* **WHAT YOU SHOULD DO**: Take each line containing the word "marker" and copy it.

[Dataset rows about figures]
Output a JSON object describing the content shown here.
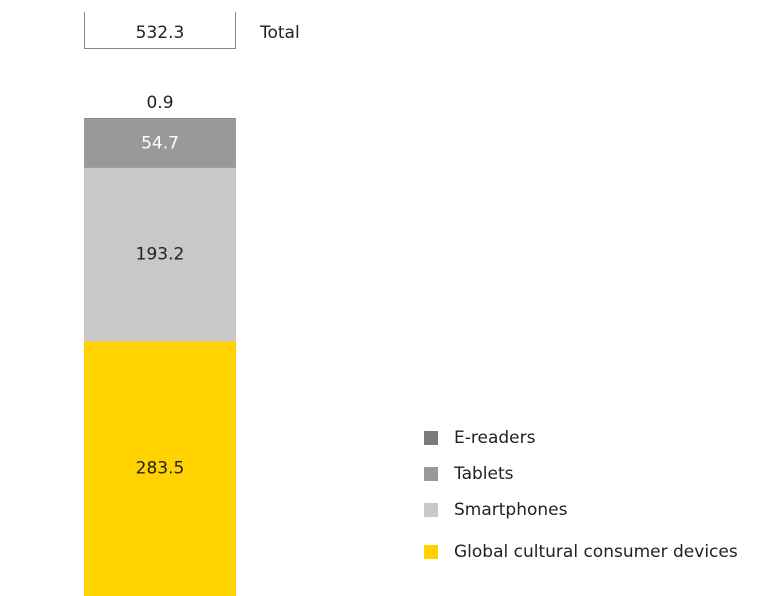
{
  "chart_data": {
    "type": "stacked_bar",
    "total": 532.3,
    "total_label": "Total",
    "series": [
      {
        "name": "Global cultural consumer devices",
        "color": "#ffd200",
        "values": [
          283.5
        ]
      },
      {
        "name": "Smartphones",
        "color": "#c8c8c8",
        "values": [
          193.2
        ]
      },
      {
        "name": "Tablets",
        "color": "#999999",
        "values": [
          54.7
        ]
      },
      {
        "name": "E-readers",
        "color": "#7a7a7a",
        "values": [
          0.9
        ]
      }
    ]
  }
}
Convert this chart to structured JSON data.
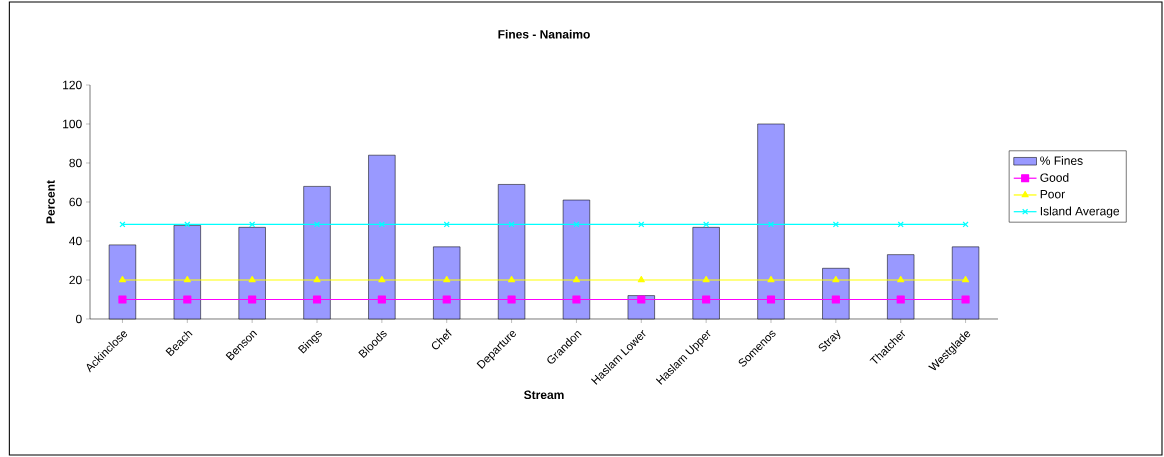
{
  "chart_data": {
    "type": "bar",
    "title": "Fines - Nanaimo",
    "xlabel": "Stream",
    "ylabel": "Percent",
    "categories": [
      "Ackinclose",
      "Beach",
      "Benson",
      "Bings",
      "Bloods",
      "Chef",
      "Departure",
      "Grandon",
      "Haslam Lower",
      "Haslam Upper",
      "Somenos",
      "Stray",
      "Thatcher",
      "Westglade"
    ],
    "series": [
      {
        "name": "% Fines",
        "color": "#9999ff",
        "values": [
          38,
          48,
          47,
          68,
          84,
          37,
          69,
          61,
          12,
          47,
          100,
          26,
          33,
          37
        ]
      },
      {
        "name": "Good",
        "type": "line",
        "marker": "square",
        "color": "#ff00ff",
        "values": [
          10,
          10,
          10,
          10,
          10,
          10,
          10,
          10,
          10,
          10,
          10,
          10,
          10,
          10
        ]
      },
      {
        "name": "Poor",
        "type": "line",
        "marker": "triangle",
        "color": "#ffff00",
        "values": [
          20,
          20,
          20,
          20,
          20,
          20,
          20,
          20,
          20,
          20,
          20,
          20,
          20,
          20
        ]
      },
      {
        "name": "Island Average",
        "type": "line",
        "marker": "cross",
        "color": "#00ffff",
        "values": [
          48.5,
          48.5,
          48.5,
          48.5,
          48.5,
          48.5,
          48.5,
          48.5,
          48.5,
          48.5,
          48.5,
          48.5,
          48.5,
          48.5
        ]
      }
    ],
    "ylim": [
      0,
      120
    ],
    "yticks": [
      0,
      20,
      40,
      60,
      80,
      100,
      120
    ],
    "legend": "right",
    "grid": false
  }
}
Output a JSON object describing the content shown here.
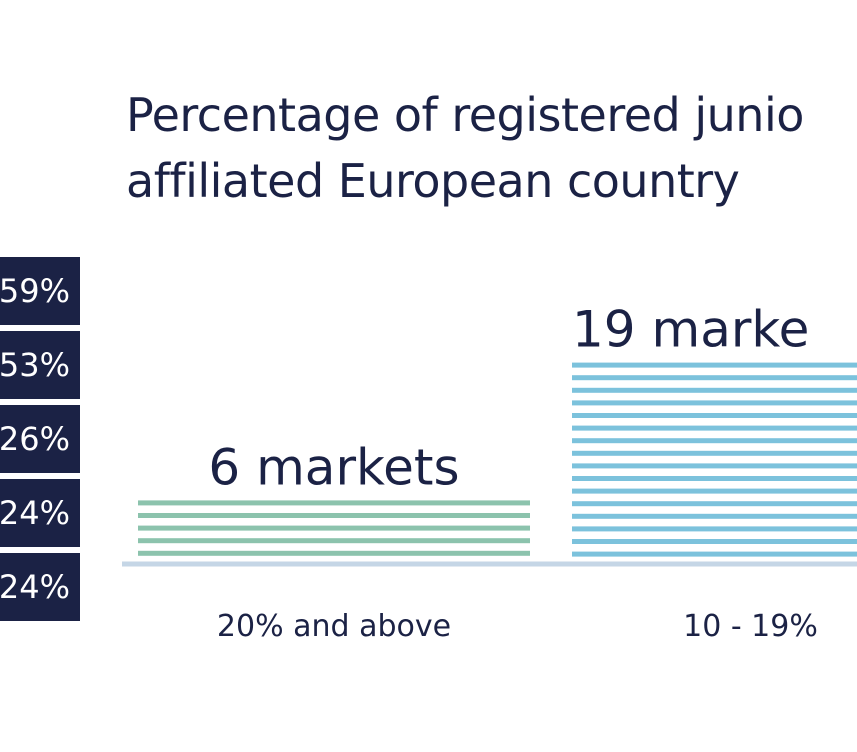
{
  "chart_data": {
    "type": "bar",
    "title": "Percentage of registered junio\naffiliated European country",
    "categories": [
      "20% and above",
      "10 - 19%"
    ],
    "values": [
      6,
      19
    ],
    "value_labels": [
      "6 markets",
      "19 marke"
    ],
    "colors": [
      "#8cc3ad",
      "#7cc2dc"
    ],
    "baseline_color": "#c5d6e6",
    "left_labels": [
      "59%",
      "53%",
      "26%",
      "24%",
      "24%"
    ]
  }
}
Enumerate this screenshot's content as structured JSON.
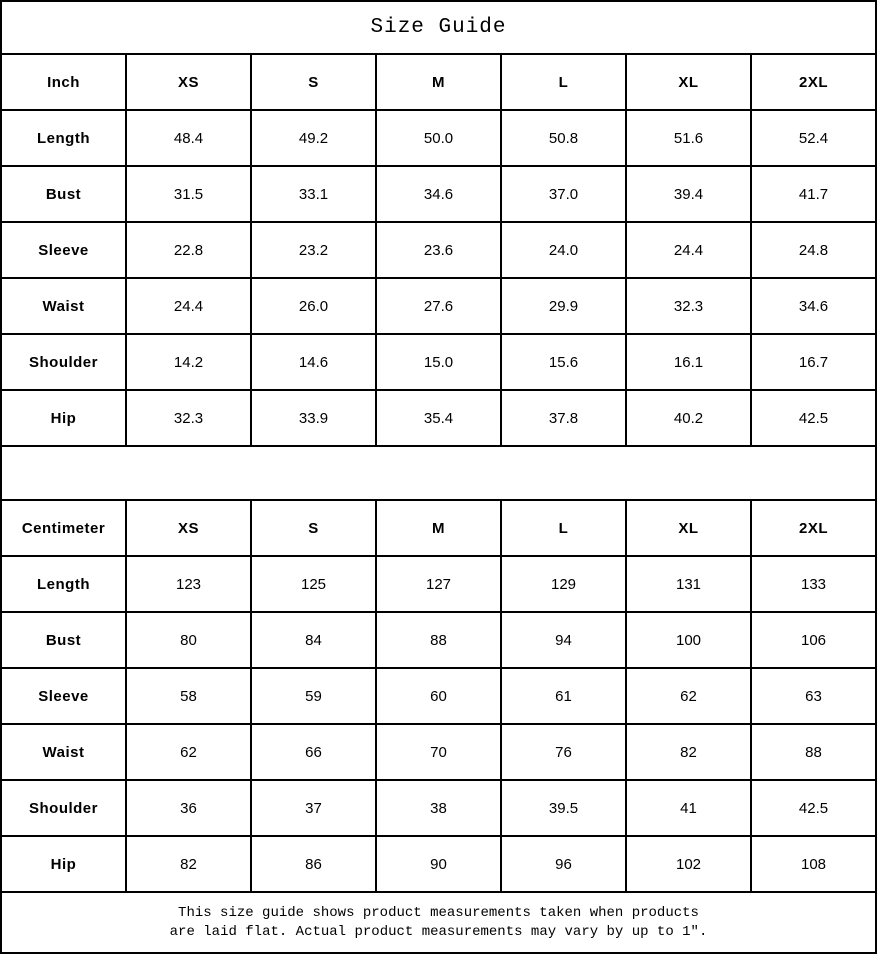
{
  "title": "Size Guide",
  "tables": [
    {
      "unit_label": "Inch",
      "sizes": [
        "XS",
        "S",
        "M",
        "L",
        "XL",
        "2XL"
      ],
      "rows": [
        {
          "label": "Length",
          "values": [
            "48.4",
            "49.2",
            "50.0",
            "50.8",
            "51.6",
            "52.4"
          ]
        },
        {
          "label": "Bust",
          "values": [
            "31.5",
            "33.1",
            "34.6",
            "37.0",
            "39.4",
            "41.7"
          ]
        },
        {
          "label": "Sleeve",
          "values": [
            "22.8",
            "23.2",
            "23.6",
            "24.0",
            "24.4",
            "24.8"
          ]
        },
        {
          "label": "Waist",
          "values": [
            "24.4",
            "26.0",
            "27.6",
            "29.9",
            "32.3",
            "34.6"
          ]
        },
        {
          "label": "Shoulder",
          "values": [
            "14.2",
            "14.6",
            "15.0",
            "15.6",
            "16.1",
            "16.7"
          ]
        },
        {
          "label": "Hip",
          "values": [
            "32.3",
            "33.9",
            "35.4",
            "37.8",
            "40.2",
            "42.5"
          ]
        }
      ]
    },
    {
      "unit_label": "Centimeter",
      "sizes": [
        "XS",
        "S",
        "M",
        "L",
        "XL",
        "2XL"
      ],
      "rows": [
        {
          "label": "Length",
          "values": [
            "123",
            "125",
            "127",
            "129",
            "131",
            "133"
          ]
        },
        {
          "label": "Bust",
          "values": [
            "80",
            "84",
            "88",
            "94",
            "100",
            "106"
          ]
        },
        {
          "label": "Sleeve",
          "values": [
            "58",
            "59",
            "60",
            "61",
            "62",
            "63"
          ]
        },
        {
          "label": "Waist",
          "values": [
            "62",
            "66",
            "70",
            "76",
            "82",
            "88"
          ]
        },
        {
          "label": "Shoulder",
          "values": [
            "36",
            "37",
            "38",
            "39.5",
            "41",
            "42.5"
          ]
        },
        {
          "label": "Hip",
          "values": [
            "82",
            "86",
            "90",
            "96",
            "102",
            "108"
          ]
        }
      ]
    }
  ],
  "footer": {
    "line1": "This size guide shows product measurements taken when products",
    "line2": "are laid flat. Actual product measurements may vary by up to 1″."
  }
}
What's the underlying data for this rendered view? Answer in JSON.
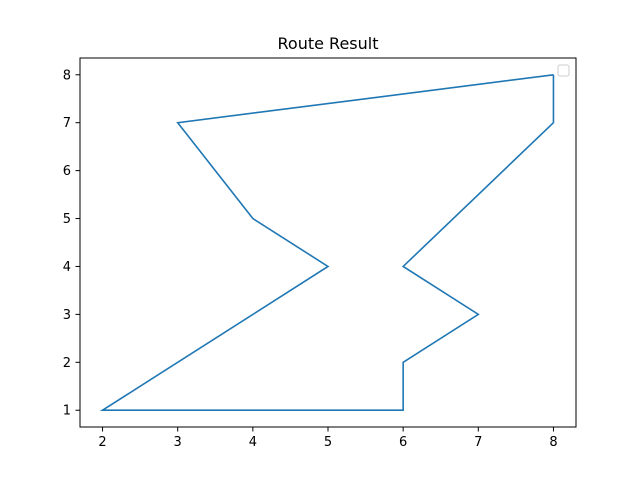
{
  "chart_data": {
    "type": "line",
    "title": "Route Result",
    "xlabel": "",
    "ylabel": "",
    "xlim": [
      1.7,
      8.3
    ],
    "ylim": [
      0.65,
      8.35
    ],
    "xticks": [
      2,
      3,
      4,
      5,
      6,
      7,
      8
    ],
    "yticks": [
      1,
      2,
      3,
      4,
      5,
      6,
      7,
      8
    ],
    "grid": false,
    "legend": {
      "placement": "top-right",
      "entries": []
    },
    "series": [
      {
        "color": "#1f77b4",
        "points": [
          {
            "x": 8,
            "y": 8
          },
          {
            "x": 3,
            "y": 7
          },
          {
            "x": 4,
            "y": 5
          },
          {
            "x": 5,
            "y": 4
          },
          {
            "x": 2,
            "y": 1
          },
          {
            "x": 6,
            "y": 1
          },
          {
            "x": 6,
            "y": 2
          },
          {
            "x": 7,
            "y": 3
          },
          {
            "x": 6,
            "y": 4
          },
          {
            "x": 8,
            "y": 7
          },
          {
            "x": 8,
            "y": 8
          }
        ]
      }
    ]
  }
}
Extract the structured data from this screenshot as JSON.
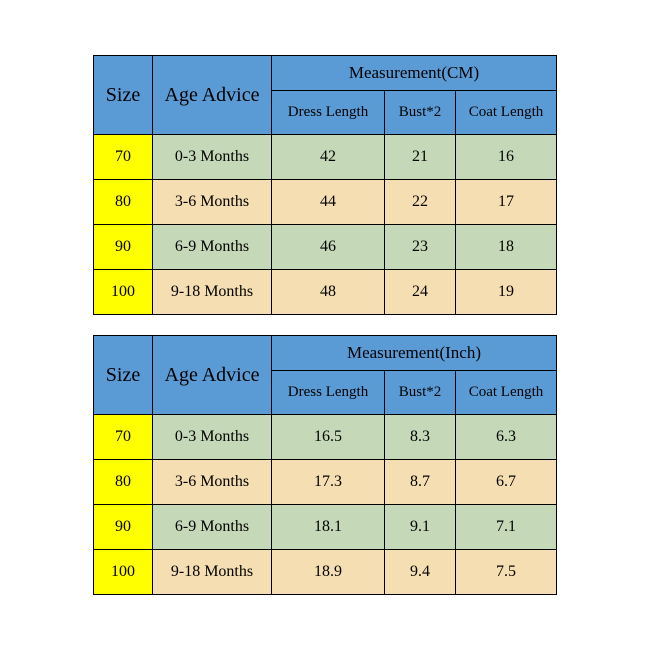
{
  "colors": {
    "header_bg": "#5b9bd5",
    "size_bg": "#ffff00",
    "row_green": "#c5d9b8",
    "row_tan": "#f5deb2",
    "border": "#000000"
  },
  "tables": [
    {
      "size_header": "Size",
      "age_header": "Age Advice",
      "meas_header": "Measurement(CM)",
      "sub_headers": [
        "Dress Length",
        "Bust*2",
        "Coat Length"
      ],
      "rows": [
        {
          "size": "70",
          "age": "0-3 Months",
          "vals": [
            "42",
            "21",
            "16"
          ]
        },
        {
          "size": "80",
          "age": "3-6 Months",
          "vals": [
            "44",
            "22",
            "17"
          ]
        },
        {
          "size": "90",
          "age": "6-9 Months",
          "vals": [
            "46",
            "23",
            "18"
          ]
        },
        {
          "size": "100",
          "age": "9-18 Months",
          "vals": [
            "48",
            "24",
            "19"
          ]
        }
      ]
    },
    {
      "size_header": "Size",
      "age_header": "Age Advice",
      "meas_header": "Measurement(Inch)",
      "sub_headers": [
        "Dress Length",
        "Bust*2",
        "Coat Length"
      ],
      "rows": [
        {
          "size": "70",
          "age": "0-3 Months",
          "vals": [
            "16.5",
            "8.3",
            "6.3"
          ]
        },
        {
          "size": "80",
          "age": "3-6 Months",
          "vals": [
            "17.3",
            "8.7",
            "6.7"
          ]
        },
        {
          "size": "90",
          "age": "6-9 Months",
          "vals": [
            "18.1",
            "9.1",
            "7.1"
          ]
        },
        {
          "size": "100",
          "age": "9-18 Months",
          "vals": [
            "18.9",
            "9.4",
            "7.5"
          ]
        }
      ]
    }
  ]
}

* **RESPONSE**:
        "marker": "square",
        "marker": "triangle",
        "marker": "cross",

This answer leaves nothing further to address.